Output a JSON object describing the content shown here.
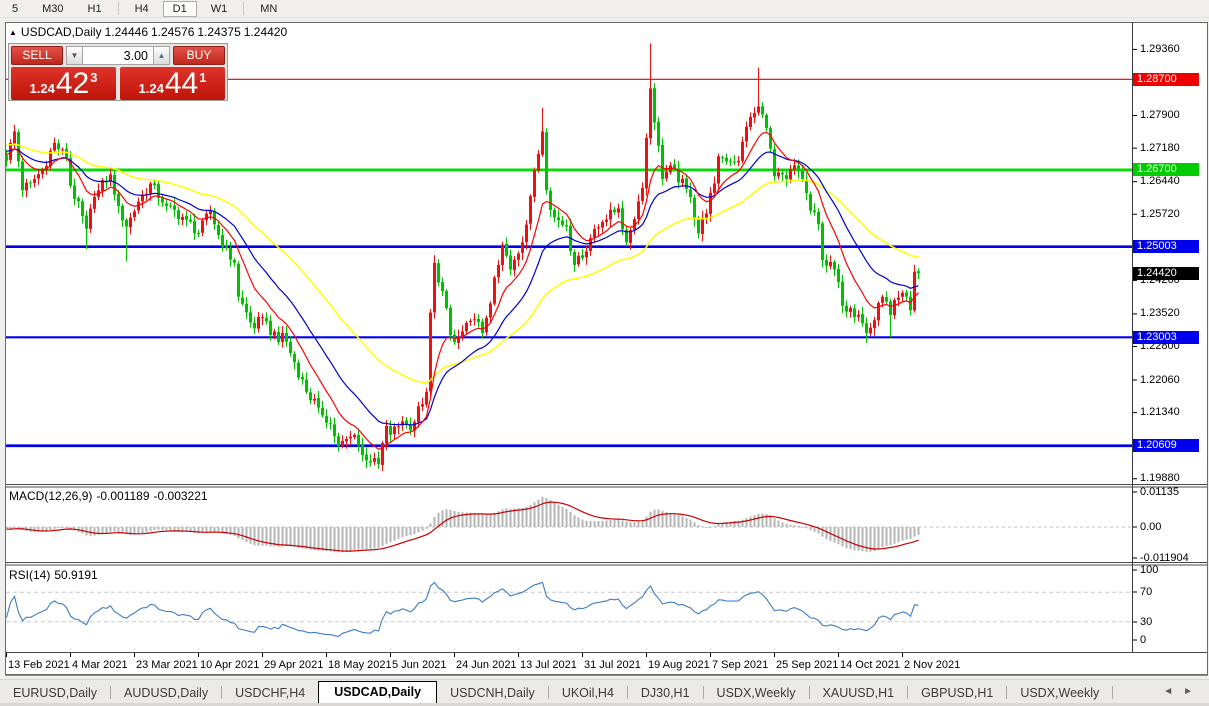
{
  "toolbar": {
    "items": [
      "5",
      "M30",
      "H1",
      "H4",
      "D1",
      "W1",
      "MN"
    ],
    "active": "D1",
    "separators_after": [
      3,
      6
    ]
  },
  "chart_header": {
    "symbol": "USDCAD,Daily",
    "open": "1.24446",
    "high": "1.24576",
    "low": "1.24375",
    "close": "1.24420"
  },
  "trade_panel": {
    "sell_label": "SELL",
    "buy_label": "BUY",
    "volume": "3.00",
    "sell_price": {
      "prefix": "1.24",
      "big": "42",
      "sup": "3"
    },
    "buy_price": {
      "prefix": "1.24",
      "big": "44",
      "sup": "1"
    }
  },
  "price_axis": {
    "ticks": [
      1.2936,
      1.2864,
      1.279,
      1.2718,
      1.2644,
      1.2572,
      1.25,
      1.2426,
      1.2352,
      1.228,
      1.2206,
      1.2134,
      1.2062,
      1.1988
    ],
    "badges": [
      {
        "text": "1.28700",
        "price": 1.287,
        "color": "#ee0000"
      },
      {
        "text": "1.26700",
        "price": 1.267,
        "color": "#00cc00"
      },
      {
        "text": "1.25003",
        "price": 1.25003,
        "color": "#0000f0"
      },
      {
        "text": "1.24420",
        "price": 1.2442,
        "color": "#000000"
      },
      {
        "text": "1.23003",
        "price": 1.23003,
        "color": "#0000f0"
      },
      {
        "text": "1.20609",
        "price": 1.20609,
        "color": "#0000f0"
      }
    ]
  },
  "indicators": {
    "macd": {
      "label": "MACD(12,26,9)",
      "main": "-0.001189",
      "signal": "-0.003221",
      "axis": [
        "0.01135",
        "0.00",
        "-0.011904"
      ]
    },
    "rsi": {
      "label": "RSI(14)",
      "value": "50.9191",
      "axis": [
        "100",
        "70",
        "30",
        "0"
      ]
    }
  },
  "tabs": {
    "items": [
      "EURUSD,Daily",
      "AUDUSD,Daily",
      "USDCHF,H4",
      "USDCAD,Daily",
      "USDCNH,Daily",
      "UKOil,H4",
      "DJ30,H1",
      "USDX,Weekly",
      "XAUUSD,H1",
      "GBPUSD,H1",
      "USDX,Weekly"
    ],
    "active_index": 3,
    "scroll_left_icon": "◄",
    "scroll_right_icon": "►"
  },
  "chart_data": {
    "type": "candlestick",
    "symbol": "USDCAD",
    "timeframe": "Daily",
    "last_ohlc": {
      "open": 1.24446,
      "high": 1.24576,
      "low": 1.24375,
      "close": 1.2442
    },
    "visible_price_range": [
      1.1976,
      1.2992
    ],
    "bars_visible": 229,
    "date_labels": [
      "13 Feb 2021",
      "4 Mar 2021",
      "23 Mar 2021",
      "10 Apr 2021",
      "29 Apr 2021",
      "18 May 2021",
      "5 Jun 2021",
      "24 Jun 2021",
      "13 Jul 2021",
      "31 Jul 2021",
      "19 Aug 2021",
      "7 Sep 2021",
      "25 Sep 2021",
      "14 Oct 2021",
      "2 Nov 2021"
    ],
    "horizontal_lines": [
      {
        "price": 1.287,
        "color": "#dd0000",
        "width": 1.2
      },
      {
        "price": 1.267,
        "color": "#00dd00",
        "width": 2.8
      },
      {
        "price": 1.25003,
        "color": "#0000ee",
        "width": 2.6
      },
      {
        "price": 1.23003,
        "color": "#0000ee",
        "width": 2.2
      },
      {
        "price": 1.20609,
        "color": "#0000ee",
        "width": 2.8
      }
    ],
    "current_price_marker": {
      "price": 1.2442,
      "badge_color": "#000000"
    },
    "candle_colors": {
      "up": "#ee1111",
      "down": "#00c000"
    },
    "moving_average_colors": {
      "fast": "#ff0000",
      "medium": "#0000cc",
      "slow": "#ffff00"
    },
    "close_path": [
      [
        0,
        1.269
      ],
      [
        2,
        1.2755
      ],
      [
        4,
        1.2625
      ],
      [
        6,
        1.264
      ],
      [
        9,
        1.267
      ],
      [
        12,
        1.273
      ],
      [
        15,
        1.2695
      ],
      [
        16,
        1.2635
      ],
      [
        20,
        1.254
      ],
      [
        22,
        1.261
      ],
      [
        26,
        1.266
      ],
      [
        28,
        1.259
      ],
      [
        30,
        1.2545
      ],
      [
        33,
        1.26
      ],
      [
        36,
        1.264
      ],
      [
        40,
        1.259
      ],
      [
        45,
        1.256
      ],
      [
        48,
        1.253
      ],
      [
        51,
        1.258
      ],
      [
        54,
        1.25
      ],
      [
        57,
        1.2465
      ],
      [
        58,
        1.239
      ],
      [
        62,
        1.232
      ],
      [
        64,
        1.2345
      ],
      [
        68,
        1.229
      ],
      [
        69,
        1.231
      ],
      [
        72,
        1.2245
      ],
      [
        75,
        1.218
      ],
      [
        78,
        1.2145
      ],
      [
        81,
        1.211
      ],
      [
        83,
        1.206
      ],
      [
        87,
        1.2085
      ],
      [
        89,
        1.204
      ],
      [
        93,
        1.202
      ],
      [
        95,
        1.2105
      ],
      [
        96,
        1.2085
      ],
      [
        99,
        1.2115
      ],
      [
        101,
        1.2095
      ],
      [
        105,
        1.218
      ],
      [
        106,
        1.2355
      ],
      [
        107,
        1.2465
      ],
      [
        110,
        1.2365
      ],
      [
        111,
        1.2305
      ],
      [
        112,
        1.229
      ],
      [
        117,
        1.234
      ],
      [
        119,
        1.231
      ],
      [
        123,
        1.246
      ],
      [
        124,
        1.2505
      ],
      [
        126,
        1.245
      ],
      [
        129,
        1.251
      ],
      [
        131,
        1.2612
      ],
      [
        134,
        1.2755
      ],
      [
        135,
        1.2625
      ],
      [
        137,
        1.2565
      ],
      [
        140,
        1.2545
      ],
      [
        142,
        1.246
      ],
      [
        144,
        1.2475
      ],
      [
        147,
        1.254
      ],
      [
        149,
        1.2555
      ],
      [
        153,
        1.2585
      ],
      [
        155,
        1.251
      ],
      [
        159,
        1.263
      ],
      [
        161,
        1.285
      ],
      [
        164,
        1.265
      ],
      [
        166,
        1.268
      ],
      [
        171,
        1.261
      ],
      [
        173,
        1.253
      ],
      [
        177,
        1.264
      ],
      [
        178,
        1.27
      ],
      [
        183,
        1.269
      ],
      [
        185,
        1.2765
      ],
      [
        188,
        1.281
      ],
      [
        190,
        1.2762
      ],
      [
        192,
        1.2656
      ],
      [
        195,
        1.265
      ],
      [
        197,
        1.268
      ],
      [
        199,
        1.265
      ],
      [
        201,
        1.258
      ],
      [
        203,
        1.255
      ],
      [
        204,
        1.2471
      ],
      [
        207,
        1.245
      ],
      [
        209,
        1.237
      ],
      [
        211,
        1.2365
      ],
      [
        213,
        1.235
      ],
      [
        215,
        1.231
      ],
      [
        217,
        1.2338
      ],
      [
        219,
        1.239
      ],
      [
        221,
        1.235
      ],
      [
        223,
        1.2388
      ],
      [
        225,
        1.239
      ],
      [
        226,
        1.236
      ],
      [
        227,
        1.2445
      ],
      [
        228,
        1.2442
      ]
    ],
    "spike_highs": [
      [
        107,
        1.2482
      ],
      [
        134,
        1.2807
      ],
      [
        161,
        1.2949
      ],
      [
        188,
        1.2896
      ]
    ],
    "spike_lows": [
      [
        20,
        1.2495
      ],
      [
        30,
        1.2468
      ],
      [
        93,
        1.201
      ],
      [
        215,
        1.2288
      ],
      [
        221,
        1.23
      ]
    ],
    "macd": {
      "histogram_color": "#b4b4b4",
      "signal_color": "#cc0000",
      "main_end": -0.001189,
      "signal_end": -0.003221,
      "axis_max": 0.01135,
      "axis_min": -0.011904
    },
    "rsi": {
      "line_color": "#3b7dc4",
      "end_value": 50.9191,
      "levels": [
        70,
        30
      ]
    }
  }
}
......
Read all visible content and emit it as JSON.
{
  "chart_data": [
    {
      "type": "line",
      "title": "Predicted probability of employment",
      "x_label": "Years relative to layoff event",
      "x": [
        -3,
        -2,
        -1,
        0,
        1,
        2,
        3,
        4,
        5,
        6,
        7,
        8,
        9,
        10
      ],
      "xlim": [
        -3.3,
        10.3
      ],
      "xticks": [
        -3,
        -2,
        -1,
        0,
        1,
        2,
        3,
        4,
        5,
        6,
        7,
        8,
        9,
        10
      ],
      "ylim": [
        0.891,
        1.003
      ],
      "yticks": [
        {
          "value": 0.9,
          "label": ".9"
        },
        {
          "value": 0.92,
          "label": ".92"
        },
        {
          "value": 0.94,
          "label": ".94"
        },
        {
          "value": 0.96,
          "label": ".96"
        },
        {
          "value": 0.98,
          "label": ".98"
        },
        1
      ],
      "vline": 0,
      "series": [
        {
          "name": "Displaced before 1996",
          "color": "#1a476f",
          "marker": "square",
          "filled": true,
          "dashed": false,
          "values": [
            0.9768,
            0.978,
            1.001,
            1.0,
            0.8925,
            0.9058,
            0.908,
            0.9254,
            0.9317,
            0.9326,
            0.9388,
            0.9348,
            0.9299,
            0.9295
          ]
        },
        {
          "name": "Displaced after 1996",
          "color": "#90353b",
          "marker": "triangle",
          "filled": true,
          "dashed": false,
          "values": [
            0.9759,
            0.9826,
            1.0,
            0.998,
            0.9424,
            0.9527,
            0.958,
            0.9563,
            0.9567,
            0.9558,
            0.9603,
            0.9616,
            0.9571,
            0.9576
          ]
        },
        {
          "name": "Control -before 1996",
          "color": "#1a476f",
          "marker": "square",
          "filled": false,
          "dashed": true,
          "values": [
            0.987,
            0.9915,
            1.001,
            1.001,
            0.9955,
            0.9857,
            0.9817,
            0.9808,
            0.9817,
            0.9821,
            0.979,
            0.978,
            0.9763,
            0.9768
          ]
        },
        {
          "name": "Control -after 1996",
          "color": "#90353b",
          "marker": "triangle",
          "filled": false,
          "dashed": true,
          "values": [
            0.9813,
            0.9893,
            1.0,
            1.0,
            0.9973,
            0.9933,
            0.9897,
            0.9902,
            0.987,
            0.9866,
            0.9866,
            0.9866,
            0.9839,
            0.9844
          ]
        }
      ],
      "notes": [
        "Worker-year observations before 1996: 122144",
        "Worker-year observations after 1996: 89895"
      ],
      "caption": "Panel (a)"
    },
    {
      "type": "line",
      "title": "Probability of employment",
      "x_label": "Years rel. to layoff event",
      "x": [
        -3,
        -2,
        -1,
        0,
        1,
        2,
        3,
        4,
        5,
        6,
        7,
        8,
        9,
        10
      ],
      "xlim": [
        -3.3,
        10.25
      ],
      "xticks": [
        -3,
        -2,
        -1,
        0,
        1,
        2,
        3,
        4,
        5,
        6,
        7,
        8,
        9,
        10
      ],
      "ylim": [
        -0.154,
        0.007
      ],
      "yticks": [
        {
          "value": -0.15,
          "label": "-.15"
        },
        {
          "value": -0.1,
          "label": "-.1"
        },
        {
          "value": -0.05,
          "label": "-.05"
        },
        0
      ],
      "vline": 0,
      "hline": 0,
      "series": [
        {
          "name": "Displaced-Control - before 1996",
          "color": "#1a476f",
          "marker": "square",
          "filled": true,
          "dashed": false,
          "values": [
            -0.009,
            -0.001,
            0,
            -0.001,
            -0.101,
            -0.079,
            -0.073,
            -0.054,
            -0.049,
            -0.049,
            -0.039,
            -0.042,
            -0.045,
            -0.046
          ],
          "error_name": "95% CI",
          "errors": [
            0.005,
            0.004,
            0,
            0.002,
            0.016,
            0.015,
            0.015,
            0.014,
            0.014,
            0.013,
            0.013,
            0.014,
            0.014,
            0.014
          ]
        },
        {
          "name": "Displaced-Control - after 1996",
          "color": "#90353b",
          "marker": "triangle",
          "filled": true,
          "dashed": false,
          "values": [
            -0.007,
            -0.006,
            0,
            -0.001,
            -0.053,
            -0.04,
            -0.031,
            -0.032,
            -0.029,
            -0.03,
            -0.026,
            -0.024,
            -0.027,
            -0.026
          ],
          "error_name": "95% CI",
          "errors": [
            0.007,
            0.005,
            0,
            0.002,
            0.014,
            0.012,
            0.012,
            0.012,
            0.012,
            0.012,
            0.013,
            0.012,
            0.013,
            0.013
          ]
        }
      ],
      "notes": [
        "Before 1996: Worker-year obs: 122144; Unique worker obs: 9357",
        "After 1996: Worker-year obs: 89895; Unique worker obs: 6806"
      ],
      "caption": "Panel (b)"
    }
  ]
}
......
> Work to do: In the entries above, find each line with the word "Worker" and show it.

> Output below:
        "Worker-year observations before 1996: 122144",
        "Worker-year observations after 1996: 89895"
        "Before 1996: Worker-year obs: 122144; Unique worker obs: 9357",
        "After 1996: Worker-year obs: 89895; Unique worker obs: 6806"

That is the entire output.